▸ Task to complete:
Spot each line in the records below where the word "Ring" occurs, then copy it.

(A run of records)

===============

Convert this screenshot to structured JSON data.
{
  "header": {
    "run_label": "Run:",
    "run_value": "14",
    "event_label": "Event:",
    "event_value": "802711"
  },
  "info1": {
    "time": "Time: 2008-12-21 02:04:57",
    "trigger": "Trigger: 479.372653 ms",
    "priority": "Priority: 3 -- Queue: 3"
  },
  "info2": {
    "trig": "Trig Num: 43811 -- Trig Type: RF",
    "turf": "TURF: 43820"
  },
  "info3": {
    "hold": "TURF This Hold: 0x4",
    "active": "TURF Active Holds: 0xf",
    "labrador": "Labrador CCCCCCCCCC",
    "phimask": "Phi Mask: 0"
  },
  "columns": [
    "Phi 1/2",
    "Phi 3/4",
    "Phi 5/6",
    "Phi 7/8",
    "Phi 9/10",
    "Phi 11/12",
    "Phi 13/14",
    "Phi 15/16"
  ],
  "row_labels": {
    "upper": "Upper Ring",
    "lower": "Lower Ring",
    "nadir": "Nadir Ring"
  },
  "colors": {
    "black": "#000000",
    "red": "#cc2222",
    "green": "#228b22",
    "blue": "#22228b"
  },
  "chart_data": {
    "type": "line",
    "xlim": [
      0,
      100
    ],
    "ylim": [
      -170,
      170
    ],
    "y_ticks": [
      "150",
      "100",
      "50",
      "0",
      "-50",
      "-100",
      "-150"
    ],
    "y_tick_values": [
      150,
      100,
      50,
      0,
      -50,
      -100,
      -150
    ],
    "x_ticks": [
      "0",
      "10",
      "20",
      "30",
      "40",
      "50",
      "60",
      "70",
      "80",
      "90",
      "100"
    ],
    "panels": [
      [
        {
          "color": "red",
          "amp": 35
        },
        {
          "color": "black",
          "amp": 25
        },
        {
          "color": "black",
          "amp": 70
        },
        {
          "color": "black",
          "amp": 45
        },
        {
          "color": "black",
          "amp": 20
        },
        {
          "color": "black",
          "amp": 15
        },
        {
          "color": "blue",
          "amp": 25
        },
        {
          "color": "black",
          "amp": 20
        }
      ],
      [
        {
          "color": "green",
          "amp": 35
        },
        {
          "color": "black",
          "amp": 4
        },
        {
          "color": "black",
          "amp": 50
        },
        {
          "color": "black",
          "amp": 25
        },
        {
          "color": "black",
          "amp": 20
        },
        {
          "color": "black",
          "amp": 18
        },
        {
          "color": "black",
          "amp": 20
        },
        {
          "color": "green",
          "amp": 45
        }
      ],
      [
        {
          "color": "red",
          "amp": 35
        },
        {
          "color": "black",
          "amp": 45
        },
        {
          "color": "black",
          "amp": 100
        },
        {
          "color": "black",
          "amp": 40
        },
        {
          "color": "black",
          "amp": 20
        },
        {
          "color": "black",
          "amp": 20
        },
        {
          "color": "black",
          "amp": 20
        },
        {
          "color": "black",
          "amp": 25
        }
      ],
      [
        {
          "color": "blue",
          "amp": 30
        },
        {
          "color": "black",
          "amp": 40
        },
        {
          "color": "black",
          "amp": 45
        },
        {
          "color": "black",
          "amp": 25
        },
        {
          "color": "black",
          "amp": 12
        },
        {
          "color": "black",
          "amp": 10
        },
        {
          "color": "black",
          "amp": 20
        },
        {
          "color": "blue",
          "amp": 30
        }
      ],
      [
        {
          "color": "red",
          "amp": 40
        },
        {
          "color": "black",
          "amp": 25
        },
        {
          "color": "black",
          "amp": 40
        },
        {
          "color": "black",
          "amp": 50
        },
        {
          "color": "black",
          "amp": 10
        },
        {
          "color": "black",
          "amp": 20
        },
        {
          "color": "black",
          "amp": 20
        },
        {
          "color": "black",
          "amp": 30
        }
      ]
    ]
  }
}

===============

▸ Task output:
    "upper": "Upper Ring",
    "lower": "Lower Ring",
    "nadir": "Nadir Ring"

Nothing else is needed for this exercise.